## Begin Records for the task

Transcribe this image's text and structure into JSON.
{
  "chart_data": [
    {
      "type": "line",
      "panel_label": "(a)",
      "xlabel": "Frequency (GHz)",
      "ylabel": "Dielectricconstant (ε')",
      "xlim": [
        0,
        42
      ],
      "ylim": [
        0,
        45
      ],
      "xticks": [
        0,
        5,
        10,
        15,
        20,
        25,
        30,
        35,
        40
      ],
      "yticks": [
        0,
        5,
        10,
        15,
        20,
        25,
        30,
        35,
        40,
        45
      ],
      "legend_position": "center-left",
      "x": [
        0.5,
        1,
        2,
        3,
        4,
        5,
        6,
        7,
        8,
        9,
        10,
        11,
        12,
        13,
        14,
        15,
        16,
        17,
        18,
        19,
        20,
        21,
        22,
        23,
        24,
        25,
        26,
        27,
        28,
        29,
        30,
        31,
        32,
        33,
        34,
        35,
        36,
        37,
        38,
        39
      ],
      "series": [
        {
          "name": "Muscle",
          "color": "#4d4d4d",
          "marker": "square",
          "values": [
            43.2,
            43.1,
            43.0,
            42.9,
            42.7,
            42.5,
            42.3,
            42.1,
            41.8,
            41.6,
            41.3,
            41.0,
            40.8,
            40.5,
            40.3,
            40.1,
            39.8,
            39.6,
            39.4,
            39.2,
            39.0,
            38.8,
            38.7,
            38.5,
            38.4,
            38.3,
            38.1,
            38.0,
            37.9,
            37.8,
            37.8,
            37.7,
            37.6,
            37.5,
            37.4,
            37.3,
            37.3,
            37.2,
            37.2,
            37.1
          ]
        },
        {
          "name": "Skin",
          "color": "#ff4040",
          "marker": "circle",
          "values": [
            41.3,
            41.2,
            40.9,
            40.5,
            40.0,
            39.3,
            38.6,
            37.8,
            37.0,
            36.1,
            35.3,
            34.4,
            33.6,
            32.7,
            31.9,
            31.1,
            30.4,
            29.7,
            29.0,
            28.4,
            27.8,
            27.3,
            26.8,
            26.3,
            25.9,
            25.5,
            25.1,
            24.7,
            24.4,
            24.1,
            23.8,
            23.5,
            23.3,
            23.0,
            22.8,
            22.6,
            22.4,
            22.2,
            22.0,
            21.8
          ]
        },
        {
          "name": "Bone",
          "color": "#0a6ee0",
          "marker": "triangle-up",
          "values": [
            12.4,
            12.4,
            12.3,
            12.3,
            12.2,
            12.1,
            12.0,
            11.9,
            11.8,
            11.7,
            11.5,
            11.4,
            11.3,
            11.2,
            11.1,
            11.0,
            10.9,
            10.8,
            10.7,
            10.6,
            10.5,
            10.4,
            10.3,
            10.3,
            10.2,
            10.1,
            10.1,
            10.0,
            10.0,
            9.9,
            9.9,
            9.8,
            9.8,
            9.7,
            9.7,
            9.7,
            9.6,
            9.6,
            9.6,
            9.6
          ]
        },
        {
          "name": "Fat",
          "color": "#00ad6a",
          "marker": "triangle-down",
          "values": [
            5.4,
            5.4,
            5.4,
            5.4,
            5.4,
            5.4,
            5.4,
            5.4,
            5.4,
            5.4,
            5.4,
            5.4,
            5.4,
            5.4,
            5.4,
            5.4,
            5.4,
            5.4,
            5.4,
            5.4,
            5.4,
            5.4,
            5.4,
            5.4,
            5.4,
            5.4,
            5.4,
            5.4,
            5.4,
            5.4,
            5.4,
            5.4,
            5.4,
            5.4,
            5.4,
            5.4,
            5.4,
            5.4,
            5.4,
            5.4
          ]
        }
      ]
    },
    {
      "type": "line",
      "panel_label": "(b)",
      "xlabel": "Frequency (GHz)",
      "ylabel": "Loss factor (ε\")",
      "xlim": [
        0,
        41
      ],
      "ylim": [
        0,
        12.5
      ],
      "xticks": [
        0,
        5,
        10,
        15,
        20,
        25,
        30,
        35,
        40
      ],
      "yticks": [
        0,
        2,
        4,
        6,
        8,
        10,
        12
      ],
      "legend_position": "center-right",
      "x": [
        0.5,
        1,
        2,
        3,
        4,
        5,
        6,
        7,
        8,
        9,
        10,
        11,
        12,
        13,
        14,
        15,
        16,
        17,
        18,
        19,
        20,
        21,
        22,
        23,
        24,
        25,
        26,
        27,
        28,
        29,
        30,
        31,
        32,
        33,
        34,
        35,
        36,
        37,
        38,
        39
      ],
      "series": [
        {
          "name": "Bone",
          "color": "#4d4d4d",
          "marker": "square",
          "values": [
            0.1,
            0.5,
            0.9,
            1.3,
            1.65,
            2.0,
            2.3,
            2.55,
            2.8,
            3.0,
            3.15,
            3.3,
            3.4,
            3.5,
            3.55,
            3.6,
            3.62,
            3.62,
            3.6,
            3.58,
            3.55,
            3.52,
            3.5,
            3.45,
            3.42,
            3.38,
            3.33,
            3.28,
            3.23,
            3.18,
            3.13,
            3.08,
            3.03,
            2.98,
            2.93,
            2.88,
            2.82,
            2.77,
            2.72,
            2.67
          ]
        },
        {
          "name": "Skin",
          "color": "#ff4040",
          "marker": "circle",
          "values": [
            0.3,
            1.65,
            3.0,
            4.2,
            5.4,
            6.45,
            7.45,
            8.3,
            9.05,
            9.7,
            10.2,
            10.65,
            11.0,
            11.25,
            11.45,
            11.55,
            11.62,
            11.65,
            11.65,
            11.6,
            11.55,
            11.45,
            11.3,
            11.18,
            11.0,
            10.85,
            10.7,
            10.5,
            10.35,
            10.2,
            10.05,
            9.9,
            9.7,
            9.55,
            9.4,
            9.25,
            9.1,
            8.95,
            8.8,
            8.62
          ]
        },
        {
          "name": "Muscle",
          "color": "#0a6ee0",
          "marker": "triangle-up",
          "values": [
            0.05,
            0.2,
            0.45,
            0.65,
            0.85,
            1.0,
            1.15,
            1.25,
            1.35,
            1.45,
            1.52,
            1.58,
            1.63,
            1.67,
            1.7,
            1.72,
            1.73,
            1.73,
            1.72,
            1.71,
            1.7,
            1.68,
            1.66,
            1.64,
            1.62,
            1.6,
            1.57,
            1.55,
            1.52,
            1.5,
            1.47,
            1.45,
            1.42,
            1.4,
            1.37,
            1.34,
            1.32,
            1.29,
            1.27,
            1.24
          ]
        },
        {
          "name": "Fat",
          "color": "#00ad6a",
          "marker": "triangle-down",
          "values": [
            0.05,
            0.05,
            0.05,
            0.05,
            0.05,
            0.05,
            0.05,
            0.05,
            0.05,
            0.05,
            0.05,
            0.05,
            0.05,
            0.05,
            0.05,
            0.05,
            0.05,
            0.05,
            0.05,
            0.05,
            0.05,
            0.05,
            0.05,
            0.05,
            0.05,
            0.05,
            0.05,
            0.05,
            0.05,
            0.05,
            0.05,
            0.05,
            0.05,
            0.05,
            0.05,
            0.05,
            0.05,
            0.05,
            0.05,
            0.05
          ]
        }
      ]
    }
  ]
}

## End Records for the task

Reproduce the complete set of lines precisely as supplied.

Answer for the task>
Transcribe this image's text and structure into JSON.
{
  "chart_data": [
    {
      "type": "line",
      "panel_label": "(a)",
      "xlabel": "Frequency (GHz)",
      "ylabel": "Dielectricconstant (ε')",
      "xlim": [
        0,
        42
      ],
      "ylim": [
        0,
        45
      ],
      "xticks": [
        0,
        5,
        10,
        15,
        20,
        25,
        30,
        35,
        40
      ],
      "yticks": [
        0,
        5,
        10,
        15,
        20,
        25,
        30,
        35,
        40,
        45
      ],
      "legend_position": "center-left",
      "x": [
        0.5,
        1,
        2,
        3,
        4,
        5,
        6,
        7,
        8,
        9,
        10,
        11,
        12,
        13,
        14,
        15,
        16,
        17,
        18,
        19,
        20,
        21,
        22,
        23,
        24,
        25,
        26,
        27,
        28,
        29,
        30,
        31,
        32,
        33,
        34,
        35,
        36,
        37,
        38,
        39
      ],
      "series": [
        {
          "name": "Muscle",
          "color": "#4d4d4d",
          "marker": "square",
          "values": [
            43.2,
            43.1,
            43.0,
            42.9,
            42.7,
            42.5,
            42.3,
            42.1,
            41.8,
            41.6,
            41.3,
            41.0,
            40.8,
            40.5,
            40.3,
            40.1,
            39.8,
            39.6,
            39.4,
            39.2,
            39.0,
            38.8,
            38.7,
            38.5,
            38.4,
            38.3,
            38.1,
            38.0,
            37.9,
            37.8,
            37.8,
            37.7,
            37.6,
            37.5,
            37.4,
            37.3,
            37.3,
            37.2,
            37.2,
            37.1
          ]
        },
        {
          "name": "Skin",
          "color": "#ff4040",
          "marker": "circle",
          "values": [
            41.3,
            41.2,
            40.9,
            40.5,
            40.0,
            39.3,
            38.6,
            37.8,
            37.0,
            36.1,
            35.3,
            34.4,
            33.6,
            32.7,
            31.9,
            31.1,
            30.4,
            29.7,
            29.0,
            28.4,
            27.8,
            27.3,
            26.8,
            26.3,
            25.9,
            25.5,
            25.1,
            24.7,
            24.4,
            24.1,
            23.8,
            23.5,
            23.3,
            23.0,
            22.8,
            22.6,
            22.4,
            22.2,
            22.0,
            21.8
          ]
        },
        {
          "name": "Bone",
          "color": "#0a6ee0",
          "marker": "triangle-up",
          "values": [
            12.4,
            12.4,
            12.3,
            12.3,
            12.2,
            12.1,
            12.0,
            11.9,
            11.8,
            11.7,
            11.5,
            11.4,
            11.3,
            11.2,
            11.1,
            11.0,
            10.9,
            10.8,
            10.7,
            10.6,
            10.5,
            10.4,
            10.3,
            10.3,
            10.2,
            10.1,
            10.1,
            10.0,
            10.0,
            9.9,
            9.9,
            9.8,
            9.8,
            9.7,
            9.7,
            9.7,
            9.6,
            9.6,
            9.6,
            9.6
          ]
        },
        {
          "name": "Fat",
          "color": "#00ad6a",
          "marker": "triangle-down",
          "values": [
            5.4,
            5.4,
            5.4,
            5.4,
            5.4,
            5.4,
            5.4,
            5.4,
            5.4,
            5.4,
            5.4,
            5.4,
            5.4,
            5.4,
            5.4,
            5.4,
            5.4,
            5.4,
            5.4,
            5.4,
            5.4,
            5.4,
            5.4,
            5.4,
            5.4,
            5.4,
            5.4,
            5.4,
            5.4,
            5.4,
            5.4,
            5.4,
            5.4,
            5.4,
            5.4,
            5.4,
            5.4,
            5.4,
            5.4,
            5.4
          ]
        }
      ]
    },
    {
      "type": "line",
      "panel_label": "(b)",
      "xlabel": "Frequency (GHz)",
      "ylabel": "Loss factor (ε\")",
      "xlim": [
        0,
        41
      ],
      "ylim": [
        0,
        12.5
      ],
      "xticks": [
        0,
        5,
        10,
        15,
        20,
        25,
        30,
        35,
        40
      ],
      "yticks": [
        0,
        2,
        4,
        6,
        8,
        10,
        12
      ],
      "legend_position": "center-right",
      "x": [
        0.5,
        1,
        2,
        3,
        4,
        5,
        6,
        7,
        8,
        9,
        10,
        11,
        12,
        13,
        14,
        15,
        16,
        17,
        18,
        19,
        20,
        21,
        22,
        23,
        24,
        25,
        26,
        27,
        28,
        29,
        30,
        31,
        32,
        33,
        34,
        35,
        36,
        37,
        38,
        39
      ],
      "series": [
        {
          "name": "Bone",
          "color": "#4d4d4d",
          "marker": "square",
          "values": [
            0.1,
            0.5,
            0.9,
            1.3,
            1.65,
            2.0,
            2.3,
            2.55,
            2.8,
            3.0,
            3.15,
            3.3,
            3.4,
            3.5,
            3.55,
            3.6,
            3.62,
            3.62,
            3.6,
            3.58,
            3.55,
            3.52,
            3.5,
            3.45,
            3.42,
            3.38,
            3.33,
            3.28,
            3.23,
            3.18,
            3.13,
            3.08,
            3.03,
            2.98,
            2.93,
            2.88,
            2.82,
            2.77,
            2.72,
            2.67
          ]
        },
        {
          "name": "Skin",
          "color": "#ff4040",
          "marker": "circle",
          "values": [
            0.3,
            1.65,
            3.0,
            4.2,
            5.4,
            6.45,
            7.45,
            8.3,
            9.05,
            9.7,
            10.2,
            10.65,
            11.0,
            11.25,
            11.45,
            11.55,
            11.62,
            11.65,
            11.65,
            11.6,
            11.55,
            11.45,
            11.3,
            11.18,
            11.0,
            10.85,
            10.7,
            10.5,
            10.35,
            10.2,
            10.05,
            9.9,
            9.7,
            9.55,
            9.4,
            9.25,
            9.1,
            8.95,
            8.8,
            8.62
          ]
        },
        {
          "name": "Muscle",
          "color": "#0a6ee0",
          "marker": "triangle-up",
          "values": [
            0.05,
            0.2,
            0.45,
            0.65,
            0.85,
            1.0,
            1.15,
            1.25,
            1.35,
            1.45,
            1.52,
            1.58,
            1.63,
            1.67,
            1.7,
            1.72,
            1.73,
            1.73,
            1.72,
            1.71,
            1.7,
            1.68,
            1.66,
            1.64,
            1.62,
            1.6,
            1.57,
            1.55,
            1.52,
            1.5,
            1.47,
            1.45,
            1.42,
            1.4,
            1.37,
            1.34,
            1.32,
            1.29,
            1.27,
            1.24
          ]
        },
        {
          "name": "Fat",
          "color": "#00ad6a",
          "marker": "triangle-down",
          "values": [
            0.05,
            0.05,
            0.05,
            0.05,
            0.05,
            0.05,
            0.05,
            0.05,
            0.05,
            0.05,
            0.05,
            0.05,
            0.05,
            0.05,
            0.05,
            0.05,
            0.05,
            0.05,
            0.05,
            0.05,
            0.05,
            0.05,
            0.05,
            0.05,
            0.05,
            0.05,
            0.05,
            0.05,
            0.05,
            0.05,
            0.05,
            0.05,
            0.05,
            0.05,
            0.05,
            0.05,
            0.05,
            0.05,
            0.05,
            0.05
          ]
        }
      ]
    }
  ]
}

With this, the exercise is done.